Exercise aim: Locate the string "caption" throughout the material and copy every line in which it occurs.

[Extracts from a graphics dataset]
+++
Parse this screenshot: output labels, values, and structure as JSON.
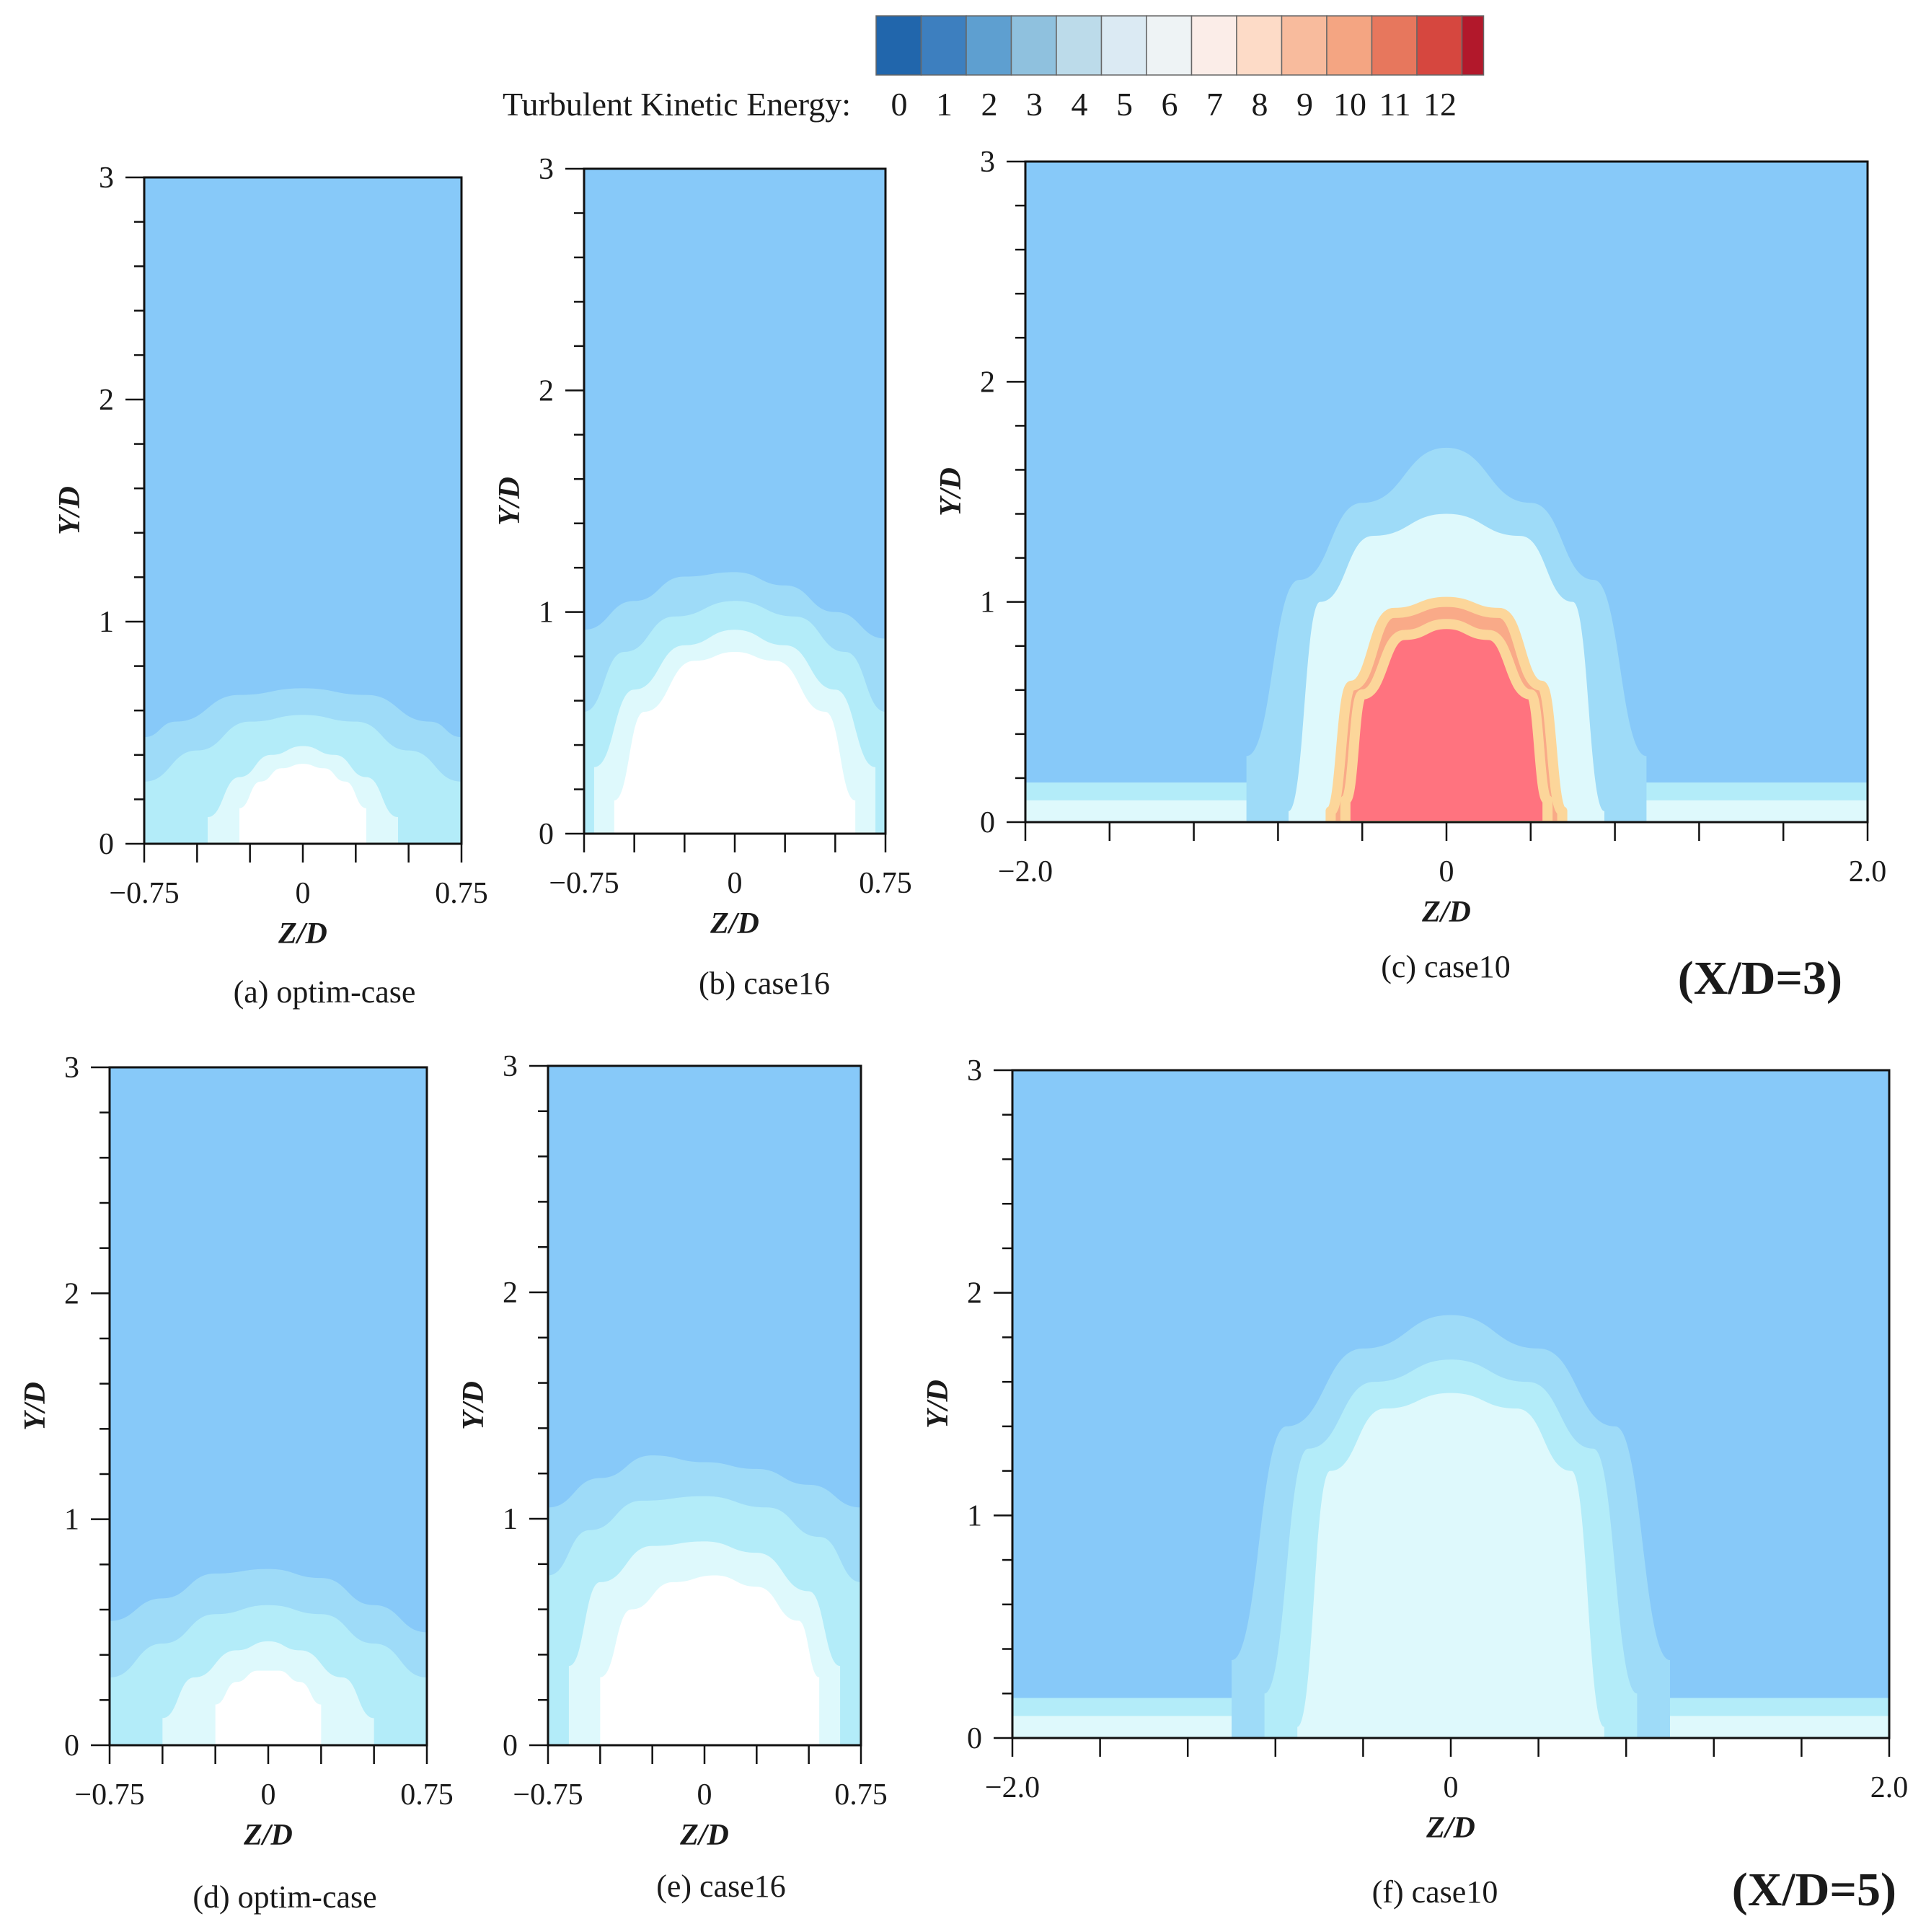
{
  "colorbar": {
    "label": "Turbulent Kinetic Energy:",
    "levels": [
      "0",
      "1",
      "2",
      "3",
      "4",
      "5",
      "6",
      "7",
      "8",
      "9",
      "10",
      "11",
      "12"
    ],
    "colors": [
      "#2166ac",
      "#3d7fbf",
      "#5e9fd0",
      "#8fc1de",
      "#bcdbea",
      "#dbeaf3",
      "#eef3f5",
      "#fbede8",
      "#fddbc7",
      "#f8bb9d",
      "#f4a582",
      "#e7775d",
      "#d6473f",
      "#b2182b"
    ]
  },
  "palette": {
    "background": "#87c9f9",
    "bands": [
      "#87c9f9",
      "#9edbf8",
      "#b3ecf9",
      "#c8f6fb",
      "#def9fc",
      "#eefdfe",
      "#ffffff"
    ],
    "hot_rings": [
      "#fdf2c6",
      "#fcd69a",
      "#f9aa88",
      "#f78a83",
      "#ff737f"
    ]
  },
  "chart_data": [
    {
      "type": "heatmap",
      "id": "a",
      "caption": "(a) optim-case",
      "section": "X/D=3",
      "quantity": "Turbulent Kinetic Energy",
      "xlabel": "Z/D",
      "ylabel": "Y/D",
      "xlim": [
        -0.75,
        0.75
      ],
      "ylim": [
        0,
        3
      ],
      "xticks": [
        "−0.75",
        "0",
        "0.75"
      ],
      "xtick_values": [
        -0.75,
        0,
        0.75
      ],
      "yticks": [
        "0",
        "1",
        "2",
        "3"
      ],
      "ytick_values": [
        0,
        1,
        2,
        3
      ],
      "contours": [
        {
          "level": 3,
          "z": [
            -0.75,
            -0.6,
            -0.3,
            0,
            0.3,
            0.6,
            0.75
          ],
          "y": [
            0.48,
            0.55,
            0.67,
            0.7,
            0.67,
            0.55,
            0.48
          ]
        },
        {
          "level": 4,
          "z": [
            -0.75,
            -0.5,
            -0.25,
            0,
            0.25,
            0.5,
            0.75
          ],
          "y": [
            0.28,
            0.42,
            0.55,
            0.58,
            0.55,
            0.42,
            0.28
          ]
        },
        {
          "level": 5,
          "z": [
            -0.45,
            -0.3,
            -0.15,
            0,
            0.15,
            0.3,
            0.45
          ],
          "y": [
            0.12,
            0.3,
            0.4,
            0.44,
            0.4,
            0.3,
            0.12
          ]
        },
        {
          "level": 6,
          "z": [
            -0.3,
            -0.2,
            -0.1,
            0,
            0.1,
            0.2,
            0.3
          ],
          "y": [
            0.16,
            0.28,
            0.34,
            0.36,
            0.34,
            0.28,
            0.16
          ]
        }
      ]
    },
    {
      "type": "heatmap",
      "id": "b",
      "caption": "(b) case16",
      "section": "X/D=3",
      "quantity": "Turbulent Kinetic Energy",
      "xlabel": "Z/D",
      "ylabel": "Y/D",
      "xlim": [
        -0.75,
        0.75
      ],
      "ylim": [
        0,
        3
      ],
      "xticks": [
        "−0.75",
        "0",
        "0.75"
      ],
      "xtick_values": [
        -0.75,
        0,
        0.75
      ],
      "yticks": [
        "0",
        "1",
        "2",
        "3"
      ],
      "ytick_values": [
        0,
        1,
        2,
        3
      ],
      "contours": [
        {
          "level": 3,
          "z": [
            -0.75,
            -0.5,
            -0.25,
            0,
            0.25,
            0.5,
            0.75
          ],
          "y": [
            0.92,
            1.05,
            1.16,
            1.18,
            1.12,
            1.0,
            0.88
          ]
        },
        {
          "level": 4,
          "z": [
            -0.75,
            -0.55,
            -0.3,
            0,
            0.3,
            0.55,
            0.75
          ],
          "y": [
            0.55,
            0.82,
            0.98,
            1.05,
            0.98,
            0.82,
            0.55
          ]
        },
        {
          "level": 5,
          "z": [
            -0.7,
            -0.5,
            -0.25,
            0,
            0.25,
            0.5,
            0.7
          ],
          "y": [
            0.3,
            0.65,
            0.85,
            0.92,
            0.85,
            0.65,
            0.3
          ]
        },
        {
          "level": 6,
          "z": [
            -0.6,
            -0.45,
            -0.2,
            0,
            0.2,
            0.45,
            0.6
          ],
          "y": [
            0.15,
            0.55,
            0.78,
            0.82,
            0.78,
            0.55,
            0.15
          ]
        }
      ]
    },
    {
      "type": "heatmap",
      "id": "c",
      "caption": "(c) case10",
      "section": "X/D=3",
      "quantity": "Turbulent Kinetic Energy",
      "xlabel": "Z/D",
      "ylabel": "Y/D",
      "xlim": [
        -2.0,
        2.0
      ],
      "ylim": [
        0,
        3
      ],
      "xticks": [
        "−2.0",
        "0",
        "2.0"
      ],
      "xtick_values": [
        -2.0,
        0,
        2.0
      ],
      "yticks": [
        "0",
        "1",
        "2",
        "3"
      ],
      "ytick_values": [
        0,
        1,
        2,
        3
      ],
      "contours": [
        {
          "level": 3,
          "z": [
            -0.95,
            -0.7,
            -0.4,
            0,
            0.4,
            0.7,
            0.95
          ],
          "y": [
            0.3,
            1.1,
            1.45,
            1.7,
            1.45,
            1.1,
            0.3
          ]
        },
        {
          "level": 5,
          "z": [
            -0.75,
            -0.6,
            -0.35,
            0,
            0.35,
            0.6,
            0.75
          ],
          "y": [
            0.05,
            1.0,
            1.3,
            1.4,
            1.3,
            1.0,
            0.05
          ]
        },
        {
          "level": 8,
          "z": [
            -0.55,
            -0.45,
            -0.25,
            0,
            0.25,
            0.45,
            0.55
          ],
          "y": [
            0.05,
            0.62,
            0.95,
            1.0,
            0.95,
            0.62,
            0.05
          ]
        },
        {
          "level": 10,
          "z": [
            -0.48,
            -0.4,
            -0.2,
            0,
            0.2,
            0.4,
            0.48
          ],
          "y": [
            0.1,
            0.58,
            0.85,
            0.9,
            0.85,
            0.58,
            0.1
          ]
        }
      ]
    },
    {
      "type": "heatmap",
      "id": "d",
      "caption": "(d) optim-case",
      "section": "X/D=5",
      "quantity": "Turbulent Kinetic Energy",
      "xlabel": "Z/D",
      "ylabel": "Y/D",
      "xlim": [
        -0.75,
        0.75
      ],
      "ylim": [
        0,
        3
      ],
      "xticks": [
        "−0.75",
        "0",
        "0.75"
      ],
      "xtick_values": [
        -0.75,
        0,
        0.75
      ],
      "yticks": [
        "0",
        "1",
        "2",
        "3"
      ],
      "ytick_values": [
        0,
        1,
        2,
        3
      ],
      "contours": [
        {
          "level": 3,
          "z": [
            -0.75,
            -0.5,
            -0.25,
            0,
            0.25,
            0.5,
            0.75
          ],
          "y": [
            0.55,
            0.65,
            0.76,
            0.78,
            0.74,
            0.62,
            0.5
          ]
        },
        {
          "level": 4,
          "z": [
            -0.75,
            -0.5,
            -0.25,
            0,
            0.25,
            0.5,
            0.75
          ],
          "y": [
            0.3,
            0.45,
            0.58,
            0.62,
            0.58,
            0.45,
            0.3
          ]
        },
        {
          "level": 5,
          "z": [
            -0.5,
            -0.35,
            -0.15,
            0,
            0.15,
            0.35,
            0.5
          ],
          "y": [
            0.12,
            0.3,
            0.42,
            0.46,
            0.42,
            0.3,
            0.12
          ]
        },
        {
          "level": 6,
          "z": [
            -0.25,
            -0.15,
            -0.05,
            0.05,
            0.15,
            0.25
          ],
          "y": [
            0.18,
            0.28,
            0.33,
            0.33,
            0.28,
            0.18
          ]
        }
      ]
    },
    {
      "type": "heatmap",
      "id": "e",
      "caption": "(e) case16",
      "section": "X/D=5",
      "quantity": "Turbulent Kinetic Energy",
      "xlabel": "Z/D",
      "ylabel": "Y/D",
      "xlim": [
        -0.75,
        0.75
      ],
      "ylim": [
        0,
        3
      ],
      "xticks": [
        "−0.75",
        "0",
        "0.75"
      ],
      "xtick_values": [
        -0.75,
        0,
        0.75
      ],
      "yticks": [
        "0",
        "1",
        "2",
        "3"
      ],
      "ytick_values": [
        0,
        1,
        2,
        3
      ],
      "contours": [
        {
          "level": 3,
          "z": [
            -0.75,
            -0.5,
            -0.25,
            0,
            0.25,
            0.5,
            0.75
          ],
          "y": [
            1.05,
            1.18,
            1.28,
            1.25,
            1.22,
            1.15,
            1.05
          ]
        },
        {
          "level": 4,
          "z": [
            -0.75,
            -0.55,
            -0.3,
            0,
            0.3,
            0.55,
            0.75
          ],
          "y": [
            0.75,
            0.95,
            1.08,
            1.1,
            1.05,
            0.92,
            0.72
          ]
        },
        {
          "level": 5,
          "z": [
            -0.65,
            -0.5,
            -0.25,
            0,
            0.25,
            0.5,
            0.65
          ],
          "y": [
            0.35,
            0.72,
            0.88,
            0.9,
            0.85,
            0.68,
            0.35
          ]
        },
        {
          "level": 6,
          "z": [
            -0.5,
            -0.35,
            -0.15,
            0.05,
            0.25,
            0.45,
            0.55
          ],
          "y": [
            0.3,
            0.6,
            0.72,
            0.75,
            0.7,
            0.55,
            0.3
          ]
        }
      ]
    },
    {
      "type": "heatmap",
      "id": "f",
      "caption": "(f) case10",
      "section": "X/D=5",
      "quantity": "Turbulent Kinetic Energy",
      "xlabel": "Z/D",
      "ylabel": "Y/D",
      "xlim": [
        -2.0,
        2.0
      ],
      "ylim": [
        0,
        3
      ],
      "xticks": [
        "−2.0",
        "0",
        "2.0"
      ],
      "xtick_values": [
        -2.0,
        0,
        2.0
      ],
      "yticks": [
        "0",
        "1",
        "2",
        "3"
      ],
      "ytick_values": [
        0,
        1,
        2,
        3
      ],
      "contours": [
        {
          "level": 3,
          "z": [
            -1.0,
            -0.75,
            -0.4,
            0,
            0.4,
            0.75,
            1.0
          ],
          "y": [
            0.35,
            1.4,
            1.75,
            1.9,
            1.75,
            1.4,
            0.35
          ]
        },
        {
          "level": 4,
          "z": [
            -0.85,
            -0.65,
            -0.35,
            0,
            0.35,
            0.65,
            0.85
          ],
          "y": [
            0.2,
            1.3,
            1.6,
            1.7,
            1.6,
            1.3,
            0.2
          ]
        },
        {
          "level": 5,
          "z": [
            -0.7,
            -0.55,
            -0.3,
            0,
            0.3,
            0.55,
            0.7
          ],
          "y": [
            0.05,
            1.2,
            1.48,
            1.55,
            1.48,
            1.2,
            0.05
          ]
        }
      ]
    }
  ],
  "section_labels": [
    "(X/D=3)",
    "(X/D=5)"
  ]
}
+++
The output:
      "caption": "(a) optim-case",
      "caption": "(b) case16",
      "caption": "(c) case10",
      "caption": "(d) optim-case",
      "caption": "(e) case16",
      "caption": "(f) case10",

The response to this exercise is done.